» WORK REQUIRED
Copy out every line of the data exactly.

» INPUT DATA
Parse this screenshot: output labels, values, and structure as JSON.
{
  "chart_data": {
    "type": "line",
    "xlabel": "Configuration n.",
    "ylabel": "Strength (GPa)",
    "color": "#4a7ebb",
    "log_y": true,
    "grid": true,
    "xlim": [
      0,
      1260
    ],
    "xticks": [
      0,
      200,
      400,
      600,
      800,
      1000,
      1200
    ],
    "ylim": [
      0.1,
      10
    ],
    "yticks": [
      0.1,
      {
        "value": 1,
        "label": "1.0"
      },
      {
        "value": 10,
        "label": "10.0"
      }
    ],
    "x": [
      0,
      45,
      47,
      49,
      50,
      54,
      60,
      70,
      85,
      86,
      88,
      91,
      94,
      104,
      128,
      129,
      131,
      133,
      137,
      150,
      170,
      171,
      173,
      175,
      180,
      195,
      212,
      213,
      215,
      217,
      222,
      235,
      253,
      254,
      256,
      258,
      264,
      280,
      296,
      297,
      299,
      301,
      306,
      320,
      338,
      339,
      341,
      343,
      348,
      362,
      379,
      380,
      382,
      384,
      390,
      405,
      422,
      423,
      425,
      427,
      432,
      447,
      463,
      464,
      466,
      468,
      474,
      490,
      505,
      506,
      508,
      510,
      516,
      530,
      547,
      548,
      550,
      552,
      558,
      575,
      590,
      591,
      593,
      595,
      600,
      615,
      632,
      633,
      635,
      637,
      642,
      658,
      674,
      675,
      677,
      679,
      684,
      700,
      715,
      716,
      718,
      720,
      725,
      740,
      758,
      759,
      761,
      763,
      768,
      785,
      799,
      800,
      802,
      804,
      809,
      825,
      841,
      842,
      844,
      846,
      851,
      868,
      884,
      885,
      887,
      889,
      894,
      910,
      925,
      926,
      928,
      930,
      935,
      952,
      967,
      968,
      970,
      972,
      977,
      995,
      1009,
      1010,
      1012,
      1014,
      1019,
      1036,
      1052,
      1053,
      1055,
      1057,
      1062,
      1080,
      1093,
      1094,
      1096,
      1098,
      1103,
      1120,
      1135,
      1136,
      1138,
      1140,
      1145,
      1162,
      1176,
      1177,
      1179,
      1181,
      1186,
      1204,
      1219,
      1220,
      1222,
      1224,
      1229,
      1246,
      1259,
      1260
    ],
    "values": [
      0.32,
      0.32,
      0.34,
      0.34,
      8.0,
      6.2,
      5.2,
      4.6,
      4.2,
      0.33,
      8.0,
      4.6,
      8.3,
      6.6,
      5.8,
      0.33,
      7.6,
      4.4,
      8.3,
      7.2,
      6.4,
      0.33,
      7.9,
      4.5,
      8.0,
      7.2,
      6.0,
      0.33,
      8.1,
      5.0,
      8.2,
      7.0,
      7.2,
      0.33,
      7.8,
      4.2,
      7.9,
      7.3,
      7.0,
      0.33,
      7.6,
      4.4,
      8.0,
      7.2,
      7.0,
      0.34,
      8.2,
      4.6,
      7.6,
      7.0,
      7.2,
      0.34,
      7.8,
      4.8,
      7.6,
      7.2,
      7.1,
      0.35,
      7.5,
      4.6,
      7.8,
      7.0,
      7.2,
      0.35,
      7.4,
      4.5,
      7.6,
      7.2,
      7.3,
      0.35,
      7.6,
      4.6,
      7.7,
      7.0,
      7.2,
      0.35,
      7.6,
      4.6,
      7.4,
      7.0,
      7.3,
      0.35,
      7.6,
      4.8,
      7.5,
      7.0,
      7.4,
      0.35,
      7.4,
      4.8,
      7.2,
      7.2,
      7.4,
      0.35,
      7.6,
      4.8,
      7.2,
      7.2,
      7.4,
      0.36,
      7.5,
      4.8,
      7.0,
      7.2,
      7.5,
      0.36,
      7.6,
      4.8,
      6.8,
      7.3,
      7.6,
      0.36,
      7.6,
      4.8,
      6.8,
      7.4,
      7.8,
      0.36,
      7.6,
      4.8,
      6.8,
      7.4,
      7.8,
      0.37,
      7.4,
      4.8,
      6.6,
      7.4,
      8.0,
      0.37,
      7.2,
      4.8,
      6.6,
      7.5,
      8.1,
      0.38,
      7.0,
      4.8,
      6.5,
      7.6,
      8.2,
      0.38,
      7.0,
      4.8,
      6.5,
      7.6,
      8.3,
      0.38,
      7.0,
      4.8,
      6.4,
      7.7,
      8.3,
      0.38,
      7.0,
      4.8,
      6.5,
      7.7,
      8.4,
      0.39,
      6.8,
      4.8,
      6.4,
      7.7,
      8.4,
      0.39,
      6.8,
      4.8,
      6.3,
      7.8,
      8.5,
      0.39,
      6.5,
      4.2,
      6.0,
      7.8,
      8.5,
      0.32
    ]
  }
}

» COMPLETE ANSWER
Parse this screenshot: output labels, values, and structure as JSON.
{
  "chart_data": {
    "type": "line",
    "xlabel": "Configuration n.",
    "ylabel": "Strength (GPa)",
    "color": "#4a7ebb",
    "log_y": true,
    "grid": true,
    "xlim": [
      0,
      1260
    ],
    "xticks": [
      0,
      200,
      400,
      600,
      800,
      1000,
      1200
    ],
    "ylim": [
      0.1,
      10
    ],
    "yticks": [
      0.1,
      {
        "value": 1,
        "label": "1.0"
      },
      {
        "value": 10,
        "label": "10.0"
      }
    ],
    "x": [
      0,
      45,
      47,
      49,
      50,
      54,
      60,
      70,
      85,
      86,
      88,
      91,
      94,
      104,
      128,
      129,
      131,
      133,
      137,
      150,
      170,
      171,
      173,
      175,
      180,
      195,
      212,
      213,
      215,
      217,
      222,
      235,
      253,
      254,
      256,
      258,
      264,
      280,
      296,
      297,
      299,
      301,
      306,
      320,
      338,
      339,
      341,
      343,
      348,
      362,
      379,
      380,
      382,
      384,
      390,
      405,
      422,
      423,
      425,
      427,
      432,
      447,
      463,
      464,
      466,
      468,
      474,
      490,
      505,
      506,
      508,
      510,
      516,
      530,
      547,
      548,
      550,
      552,
      558,
      575,
      590,
      591,
      593,
      595,
      600,
      615,
      632,
      633,
      635,
      637,
      642,
      658,
      674,
      675,
      677,
      679,
      684,
      700,
      715,
      716,
      718,
      720,
      725,
      740,
      758,
      759,
      761,
      763,
      768,
      785,
      799,
      800,
      802,
      804,
      809,
      825,
      841,
      842,
      844,
      846,
      851,
      868,
      884,
      885,
      887,
      889,
      894,
      910,
      925,
      926,
      928,
      930,
      935,
      952,
      967,
      968,
      970,
      972,
      977,
      995,
      1009,
      1010,
      1012,
      1014,
      1019,
      1036,
      1052,
      1053,
      1055,
      1057,
      1062,
      1080,
      1093,
      1094,
      1096,
      1098,
      1103,
      1120,
      1135,
      1136,
      1138,
      1140,
      1145,
      1162,
      1176,
      1177,
      1179,
      1181,
      1186,
      1204,
      1219,
      1220,
      1222,
      1224,
      1229,
      1246,
      1259,
      1260
    ],
    "values": [
      0.32,
      0.32,
      0.34,
      0.34,
      8.0,
      6.2,
      5.2,
      4.6,
      4.2,
      0.33,
      8.0,
      4.6,
      8.3,
      6.6,
      5.8,
      0.33,
      7.6,
      4.4,
      8.3,
      7.2,
      6.4,
      0.33,
      7.9,
      4.5,
      8.0,
      7.2,
      6.0,
      0.33,
      8.1,
      5.0,
      8.2,
      7.0,
      7.2,
      0.33,
      7.8,
      4.2,
      7.9,
      7.3,
      7.0,
      0.33,
      7.6,
      4.4,
      8.0,
      7.2,
      7.0,
      0.34,
      8.2,
      4.6,
      7.6,
      7.0,
      7.2,
      0.34,
      7.8,
      4.8,
      7.6,
      7.2,
      7.1,
      0.35,
      7.5,
      4.6,
      7.8,
      7.0,
      7.2,
      0.35,
      7.4,
      4.5,
      7.6,
      7.2,
      7.3,
      0.35,
      7.6,
      4.6,
      7.7,
      7.0,
      7.2,
      0.35,
      7.6,
      4.6,
      7.4,
      7.0,
      7.3,
      0.35,
      7.6,
      4.8,
      7.5,
      7.0,
      7.4,
      0.35,
      7.4,
      4.8,
      7.2,
      7.2,
      7.4,
      0.35,
      7.6,
      4.8,
      7.2,
      7.2,
      7.4,
      0.36,
      7.5,
      4.8,
      7.0,
      7.2,
      7.5,
      0.36,
      7.6,
      4.8,
      6.8,
      7.3,
      7.6,
      0.36,
      7.6,
      4.8,
      6.8,
      7.4,
      7.8,
      0.36,
      7.6,
      4.8,
      6.8,
      7.4,
      7.8,
      0.37,
      7.4,
      4.8,
      6.6,
      7.4,
      8.0,
      0.37,
      7.2,
      4.8,
      6.6,
      7.5,
      8.1,
      0.38,
      7.0,
      4.8,
      6.5,
      7.6,
      8.2,
      0.38,
      7.0,
      4.8,
      6.5,
      7.6,
      8.3,
      0.38,
      7.0,
      4.8,
      6.4,
      7.7,
      8.3,
      0.38,
      7.0,
      4.8,
      6.5,
      7.7,
      8.4,
      0.39,
      6.8,
      4.8,
      6.4,
      7.7,
      8.4,
      0.39,
      6.8,
      4.8,
      6.3,
      7.8,
      8.5,
      0.39,
      6.5,
      4.2,
      6.0,
      7.8,
      8.5,
      0.32
    ]
  }
}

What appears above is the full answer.